[To do] Search the records for the word "Close" and report each line that has it.

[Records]
★ ★ ★

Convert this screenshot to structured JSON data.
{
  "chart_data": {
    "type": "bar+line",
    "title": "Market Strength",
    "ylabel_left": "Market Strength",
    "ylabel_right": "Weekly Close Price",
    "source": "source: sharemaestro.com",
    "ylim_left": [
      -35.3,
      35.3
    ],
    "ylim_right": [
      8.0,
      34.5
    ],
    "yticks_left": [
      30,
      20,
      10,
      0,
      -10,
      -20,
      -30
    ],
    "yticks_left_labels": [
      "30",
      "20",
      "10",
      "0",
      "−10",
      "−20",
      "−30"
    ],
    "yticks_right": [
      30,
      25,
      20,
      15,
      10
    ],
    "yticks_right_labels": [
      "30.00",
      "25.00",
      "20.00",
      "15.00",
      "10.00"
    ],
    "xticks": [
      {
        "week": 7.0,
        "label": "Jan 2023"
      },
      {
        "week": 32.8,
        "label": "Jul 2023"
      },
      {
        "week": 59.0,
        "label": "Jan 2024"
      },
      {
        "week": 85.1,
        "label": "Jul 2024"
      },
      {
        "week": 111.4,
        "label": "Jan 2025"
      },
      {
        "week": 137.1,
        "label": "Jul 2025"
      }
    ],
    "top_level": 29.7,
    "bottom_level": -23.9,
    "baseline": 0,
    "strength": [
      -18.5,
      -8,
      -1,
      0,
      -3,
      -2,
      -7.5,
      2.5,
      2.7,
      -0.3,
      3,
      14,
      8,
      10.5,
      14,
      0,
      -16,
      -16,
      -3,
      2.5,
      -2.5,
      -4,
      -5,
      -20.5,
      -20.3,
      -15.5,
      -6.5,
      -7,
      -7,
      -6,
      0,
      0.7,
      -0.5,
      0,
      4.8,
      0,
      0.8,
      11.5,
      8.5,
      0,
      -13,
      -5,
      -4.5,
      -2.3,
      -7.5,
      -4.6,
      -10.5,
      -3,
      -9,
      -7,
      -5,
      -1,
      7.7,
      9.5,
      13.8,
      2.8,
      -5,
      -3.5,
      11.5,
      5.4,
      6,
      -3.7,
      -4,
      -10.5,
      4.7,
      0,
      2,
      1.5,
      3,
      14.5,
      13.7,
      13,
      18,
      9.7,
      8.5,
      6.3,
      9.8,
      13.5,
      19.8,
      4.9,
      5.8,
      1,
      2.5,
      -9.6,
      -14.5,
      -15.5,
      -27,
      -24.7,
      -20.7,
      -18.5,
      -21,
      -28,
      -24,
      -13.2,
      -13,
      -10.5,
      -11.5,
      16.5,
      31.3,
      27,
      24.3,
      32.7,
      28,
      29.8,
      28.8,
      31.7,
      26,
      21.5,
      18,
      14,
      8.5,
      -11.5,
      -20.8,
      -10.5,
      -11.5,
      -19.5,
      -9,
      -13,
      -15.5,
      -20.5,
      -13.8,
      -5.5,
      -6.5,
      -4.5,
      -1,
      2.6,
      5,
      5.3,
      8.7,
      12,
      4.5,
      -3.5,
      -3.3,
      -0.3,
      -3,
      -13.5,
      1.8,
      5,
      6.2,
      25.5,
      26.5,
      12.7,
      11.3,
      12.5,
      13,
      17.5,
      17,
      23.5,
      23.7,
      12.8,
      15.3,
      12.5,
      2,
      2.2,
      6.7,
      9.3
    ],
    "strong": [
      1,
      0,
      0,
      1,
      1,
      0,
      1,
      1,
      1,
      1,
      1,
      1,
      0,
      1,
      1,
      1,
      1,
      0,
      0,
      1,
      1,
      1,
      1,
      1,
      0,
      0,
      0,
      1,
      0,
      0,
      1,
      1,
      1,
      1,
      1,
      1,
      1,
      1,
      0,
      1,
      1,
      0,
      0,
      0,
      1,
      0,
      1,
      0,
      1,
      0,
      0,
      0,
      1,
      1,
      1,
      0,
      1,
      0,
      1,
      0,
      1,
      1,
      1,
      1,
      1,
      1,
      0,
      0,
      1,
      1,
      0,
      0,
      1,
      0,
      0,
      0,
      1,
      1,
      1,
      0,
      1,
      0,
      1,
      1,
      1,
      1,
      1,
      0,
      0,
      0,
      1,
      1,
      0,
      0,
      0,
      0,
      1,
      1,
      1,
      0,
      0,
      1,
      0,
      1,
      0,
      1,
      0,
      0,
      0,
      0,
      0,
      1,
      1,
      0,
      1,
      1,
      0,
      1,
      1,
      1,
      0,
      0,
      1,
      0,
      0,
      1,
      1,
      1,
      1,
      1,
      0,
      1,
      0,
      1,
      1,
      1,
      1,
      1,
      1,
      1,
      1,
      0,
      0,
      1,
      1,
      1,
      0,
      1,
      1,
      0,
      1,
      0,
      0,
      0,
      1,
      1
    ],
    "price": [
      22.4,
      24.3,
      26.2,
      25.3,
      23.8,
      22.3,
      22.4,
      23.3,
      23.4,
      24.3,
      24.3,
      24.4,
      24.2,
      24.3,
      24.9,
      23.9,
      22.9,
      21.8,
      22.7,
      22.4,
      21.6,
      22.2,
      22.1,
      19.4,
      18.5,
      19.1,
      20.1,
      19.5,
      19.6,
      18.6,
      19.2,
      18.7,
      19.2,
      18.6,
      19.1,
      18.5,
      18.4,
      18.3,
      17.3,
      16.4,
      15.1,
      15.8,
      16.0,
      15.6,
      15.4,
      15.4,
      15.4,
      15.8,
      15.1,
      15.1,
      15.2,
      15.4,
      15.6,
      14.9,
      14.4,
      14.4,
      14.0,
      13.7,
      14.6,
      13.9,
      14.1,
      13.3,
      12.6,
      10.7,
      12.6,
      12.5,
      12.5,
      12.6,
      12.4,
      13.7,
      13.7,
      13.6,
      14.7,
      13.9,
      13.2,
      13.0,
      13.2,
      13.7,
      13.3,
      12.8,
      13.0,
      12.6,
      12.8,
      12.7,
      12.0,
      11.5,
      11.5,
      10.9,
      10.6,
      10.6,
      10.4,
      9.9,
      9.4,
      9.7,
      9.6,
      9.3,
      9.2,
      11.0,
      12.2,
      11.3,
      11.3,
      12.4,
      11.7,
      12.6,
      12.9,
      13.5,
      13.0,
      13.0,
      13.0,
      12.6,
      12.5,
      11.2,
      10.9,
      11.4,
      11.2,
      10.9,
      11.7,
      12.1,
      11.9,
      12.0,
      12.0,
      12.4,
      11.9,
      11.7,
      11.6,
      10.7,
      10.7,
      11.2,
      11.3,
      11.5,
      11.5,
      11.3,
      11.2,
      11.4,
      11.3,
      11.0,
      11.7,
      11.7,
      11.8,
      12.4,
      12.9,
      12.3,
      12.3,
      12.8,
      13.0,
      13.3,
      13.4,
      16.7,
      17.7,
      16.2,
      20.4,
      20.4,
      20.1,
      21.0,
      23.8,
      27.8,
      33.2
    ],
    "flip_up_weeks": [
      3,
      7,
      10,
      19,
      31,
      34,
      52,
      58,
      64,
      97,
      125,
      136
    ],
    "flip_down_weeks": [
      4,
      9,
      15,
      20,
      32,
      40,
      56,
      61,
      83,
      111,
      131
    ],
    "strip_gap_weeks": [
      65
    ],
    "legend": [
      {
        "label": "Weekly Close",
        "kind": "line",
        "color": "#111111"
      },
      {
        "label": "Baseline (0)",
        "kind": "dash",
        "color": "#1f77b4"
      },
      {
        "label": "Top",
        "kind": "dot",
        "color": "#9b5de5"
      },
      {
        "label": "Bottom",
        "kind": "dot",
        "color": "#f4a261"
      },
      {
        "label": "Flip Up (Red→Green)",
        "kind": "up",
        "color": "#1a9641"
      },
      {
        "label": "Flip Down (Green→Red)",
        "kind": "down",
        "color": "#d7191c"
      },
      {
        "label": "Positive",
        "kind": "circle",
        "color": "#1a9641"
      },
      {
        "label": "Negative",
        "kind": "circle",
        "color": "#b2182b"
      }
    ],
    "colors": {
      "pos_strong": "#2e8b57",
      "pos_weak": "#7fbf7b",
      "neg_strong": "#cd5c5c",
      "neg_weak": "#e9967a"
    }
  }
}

★ ★ ★

[Expected answer]
    "ylabel_right": "Weekly Close Price",
        "label": "Weekly Close",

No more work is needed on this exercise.